Aim of the exercise: Records follow. Pull out every line that contains "rating".

(Items from a data source)
+++++

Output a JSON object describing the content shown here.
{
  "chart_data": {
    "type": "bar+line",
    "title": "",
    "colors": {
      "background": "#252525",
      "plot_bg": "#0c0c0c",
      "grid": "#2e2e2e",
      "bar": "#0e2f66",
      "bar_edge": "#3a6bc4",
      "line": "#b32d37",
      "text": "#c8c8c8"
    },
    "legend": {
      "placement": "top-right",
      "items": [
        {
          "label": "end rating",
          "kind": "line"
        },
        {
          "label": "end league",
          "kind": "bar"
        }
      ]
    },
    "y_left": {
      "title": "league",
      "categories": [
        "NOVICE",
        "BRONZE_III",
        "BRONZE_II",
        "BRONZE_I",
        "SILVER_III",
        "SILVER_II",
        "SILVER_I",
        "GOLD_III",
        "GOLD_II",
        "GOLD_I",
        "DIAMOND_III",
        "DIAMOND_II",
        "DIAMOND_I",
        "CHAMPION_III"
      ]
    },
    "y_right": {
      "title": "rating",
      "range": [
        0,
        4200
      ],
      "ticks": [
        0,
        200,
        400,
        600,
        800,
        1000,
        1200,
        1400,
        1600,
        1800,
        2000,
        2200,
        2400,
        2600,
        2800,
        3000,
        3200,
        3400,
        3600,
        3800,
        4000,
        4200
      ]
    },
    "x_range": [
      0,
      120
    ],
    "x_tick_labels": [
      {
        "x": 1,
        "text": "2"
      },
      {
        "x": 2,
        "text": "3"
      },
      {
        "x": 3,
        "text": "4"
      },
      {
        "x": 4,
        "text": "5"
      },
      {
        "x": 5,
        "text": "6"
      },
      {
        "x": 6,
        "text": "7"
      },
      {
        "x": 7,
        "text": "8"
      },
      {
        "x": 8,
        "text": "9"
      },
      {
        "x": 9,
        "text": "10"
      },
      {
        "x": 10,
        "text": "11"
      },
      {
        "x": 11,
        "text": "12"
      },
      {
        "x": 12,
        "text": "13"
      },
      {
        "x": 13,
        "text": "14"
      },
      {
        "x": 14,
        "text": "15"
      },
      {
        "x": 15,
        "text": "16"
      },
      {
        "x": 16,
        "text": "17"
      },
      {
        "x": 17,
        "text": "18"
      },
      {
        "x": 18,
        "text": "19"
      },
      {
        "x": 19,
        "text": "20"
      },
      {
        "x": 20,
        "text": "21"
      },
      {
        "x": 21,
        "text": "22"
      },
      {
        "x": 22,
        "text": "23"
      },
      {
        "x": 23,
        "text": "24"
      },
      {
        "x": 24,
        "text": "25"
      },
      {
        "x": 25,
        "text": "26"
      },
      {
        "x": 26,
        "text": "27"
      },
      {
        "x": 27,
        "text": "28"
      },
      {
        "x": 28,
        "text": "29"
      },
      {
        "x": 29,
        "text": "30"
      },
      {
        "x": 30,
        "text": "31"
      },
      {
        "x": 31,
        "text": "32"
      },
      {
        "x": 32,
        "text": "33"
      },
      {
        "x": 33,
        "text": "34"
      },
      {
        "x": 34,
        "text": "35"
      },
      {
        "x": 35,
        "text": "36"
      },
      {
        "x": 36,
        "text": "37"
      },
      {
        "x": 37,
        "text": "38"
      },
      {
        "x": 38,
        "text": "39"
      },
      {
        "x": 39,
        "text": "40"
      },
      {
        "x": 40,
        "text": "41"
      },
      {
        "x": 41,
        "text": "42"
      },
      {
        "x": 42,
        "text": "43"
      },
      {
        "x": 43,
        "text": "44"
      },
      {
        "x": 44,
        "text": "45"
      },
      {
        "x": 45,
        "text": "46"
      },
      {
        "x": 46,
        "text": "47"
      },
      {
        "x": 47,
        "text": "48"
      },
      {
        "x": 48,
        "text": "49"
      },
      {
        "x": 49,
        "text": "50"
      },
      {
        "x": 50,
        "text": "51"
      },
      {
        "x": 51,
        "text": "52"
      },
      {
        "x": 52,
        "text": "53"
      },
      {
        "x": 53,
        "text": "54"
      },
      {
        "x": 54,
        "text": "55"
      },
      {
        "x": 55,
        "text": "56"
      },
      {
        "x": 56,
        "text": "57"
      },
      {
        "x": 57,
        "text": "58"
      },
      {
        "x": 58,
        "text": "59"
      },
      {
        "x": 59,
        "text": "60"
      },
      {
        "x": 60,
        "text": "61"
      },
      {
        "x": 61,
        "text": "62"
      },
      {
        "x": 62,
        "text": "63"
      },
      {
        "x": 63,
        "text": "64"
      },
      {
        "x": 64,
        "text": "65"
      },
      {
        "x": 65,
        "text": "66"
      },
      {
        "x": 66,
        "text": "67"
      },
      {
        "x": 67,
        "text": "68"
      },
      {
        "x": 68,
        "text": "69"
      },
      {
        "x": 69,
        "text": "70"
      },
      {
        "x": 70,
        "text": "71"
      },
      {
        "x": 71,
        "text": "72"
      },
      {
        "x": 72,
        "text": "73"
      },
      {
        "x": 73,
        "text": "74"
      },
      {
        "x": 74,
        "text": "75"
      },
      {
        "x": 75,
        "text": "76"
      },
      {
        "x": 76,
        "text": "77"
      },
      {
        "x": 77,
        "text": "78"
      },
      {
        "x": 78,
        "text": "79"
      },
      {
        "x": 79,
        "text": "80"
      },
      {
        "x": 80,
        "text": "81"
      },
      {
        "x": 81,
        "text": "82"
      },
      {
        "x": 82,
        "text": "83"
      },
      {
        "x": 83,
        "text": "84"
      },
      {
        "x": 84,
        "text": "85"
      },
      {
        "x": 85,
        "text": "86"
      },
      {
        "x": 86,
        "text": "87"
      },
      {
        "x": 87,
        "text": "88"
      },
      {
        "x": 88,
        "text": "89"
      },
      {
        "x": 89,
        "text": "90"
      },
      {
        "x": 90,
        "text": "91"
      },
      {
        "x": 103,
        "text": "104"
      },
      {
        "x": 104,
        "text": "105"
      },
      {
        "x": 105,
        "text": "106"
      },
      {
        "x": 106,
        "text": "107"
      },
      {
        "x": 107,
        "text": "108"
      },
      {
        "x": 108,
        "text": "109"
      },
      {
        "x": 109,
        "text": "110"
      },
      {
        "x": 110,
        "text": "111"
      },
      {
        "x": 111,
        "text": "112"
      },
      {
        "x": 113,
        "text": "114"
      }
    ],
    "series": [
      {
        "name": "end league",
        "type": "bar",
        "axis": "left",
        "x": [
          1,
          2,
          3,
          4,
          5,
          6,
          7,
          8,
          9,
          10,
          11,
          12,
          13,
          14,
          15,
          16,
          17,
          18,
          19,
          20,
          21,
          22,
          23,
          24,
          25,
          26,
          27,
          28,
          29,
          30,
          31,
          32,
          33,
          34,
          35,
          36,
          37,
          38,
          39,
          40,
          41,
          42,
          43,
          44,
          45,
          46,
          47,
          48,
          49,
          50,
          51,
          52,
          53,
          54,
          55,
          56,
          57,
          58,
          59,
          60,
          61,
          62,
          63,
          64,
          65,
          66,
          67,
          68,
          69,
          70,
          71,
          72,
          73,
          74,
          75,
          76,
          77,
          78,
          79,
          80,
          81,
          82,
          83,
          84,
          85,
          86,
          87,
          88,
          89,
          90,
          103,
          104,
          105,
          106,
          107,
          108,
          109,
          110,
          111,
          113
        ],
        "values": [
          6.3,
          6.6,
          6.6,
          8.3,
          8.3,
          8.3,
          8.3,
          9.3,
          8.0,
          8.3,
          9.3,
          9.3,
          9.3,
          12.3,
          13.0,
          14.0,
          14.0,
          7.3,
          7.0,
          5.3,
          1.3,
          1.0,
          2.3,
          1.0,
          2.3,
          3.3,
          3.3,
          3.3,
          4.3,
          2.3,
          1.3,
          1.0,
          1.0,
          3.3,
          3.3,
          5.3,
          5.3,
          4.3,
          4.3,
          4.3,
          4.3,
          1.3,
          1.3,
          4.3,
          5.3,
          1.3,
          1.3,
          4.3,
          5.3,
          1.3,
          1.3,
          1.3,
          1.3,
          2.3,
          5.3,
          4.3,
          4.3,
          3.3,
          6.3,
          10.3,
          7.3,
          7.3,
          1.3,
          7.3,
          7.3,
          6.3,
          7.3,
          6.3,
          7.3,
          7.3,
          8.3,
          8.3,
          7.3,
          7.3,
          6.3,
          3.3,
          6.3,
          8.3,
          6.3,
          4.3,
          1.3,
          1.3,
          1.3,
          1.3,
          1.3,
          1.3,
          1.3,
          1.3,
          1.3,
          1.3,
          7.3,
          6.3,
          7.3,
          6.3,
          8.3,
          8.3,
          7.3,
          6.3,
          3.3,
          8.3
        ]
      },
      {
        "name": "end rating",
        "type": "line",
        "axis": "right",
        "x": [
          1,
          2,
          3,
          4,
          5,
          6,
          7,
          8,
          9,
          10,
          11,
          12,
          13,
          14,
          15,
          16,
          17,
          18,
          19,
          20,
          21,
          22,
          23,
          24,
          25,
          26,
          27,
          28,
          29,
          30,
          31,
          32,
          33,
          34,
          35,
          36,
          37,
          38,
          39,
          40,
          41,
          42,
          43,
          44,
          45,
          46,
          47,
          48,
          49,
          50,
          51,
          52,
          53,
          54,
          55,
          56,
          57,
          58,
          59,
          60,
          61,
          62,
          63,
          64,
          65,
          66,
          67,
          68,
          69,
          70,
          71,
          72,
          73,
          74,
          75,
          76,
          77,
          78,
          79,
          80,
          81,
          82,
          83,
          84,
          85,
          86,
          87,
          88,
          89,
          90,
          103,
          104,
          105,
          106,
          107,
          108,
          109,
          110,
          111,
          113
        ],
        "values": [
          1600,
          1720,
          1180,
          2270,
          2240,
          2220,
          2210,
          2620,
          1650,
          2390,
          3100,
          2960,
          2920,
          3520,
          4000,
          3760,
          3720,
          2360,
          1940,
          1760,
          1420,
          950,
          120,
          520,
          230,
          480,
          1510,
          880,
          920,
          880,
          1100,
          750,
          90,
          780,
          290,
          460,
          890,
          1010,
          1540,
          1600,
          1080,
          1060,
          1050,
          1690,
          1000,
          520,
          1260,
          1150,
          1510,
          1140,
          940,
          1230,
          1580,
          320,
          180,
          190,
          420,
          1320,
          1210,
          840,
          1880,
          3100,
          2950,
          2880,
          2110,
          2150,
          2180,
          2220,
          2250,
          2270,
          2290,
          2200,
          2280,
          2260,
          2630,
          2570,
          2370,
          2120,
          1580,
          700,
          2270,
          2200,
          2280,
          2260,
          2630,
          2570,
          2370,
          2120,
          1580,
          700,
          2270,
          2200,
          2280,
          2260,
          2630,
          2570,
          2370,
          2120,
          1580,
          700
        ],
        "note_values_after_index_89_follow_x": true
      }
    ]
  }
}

+++++

Task answer:
          "label": "end rating",
      "title": "rating",
        "name": "end rating",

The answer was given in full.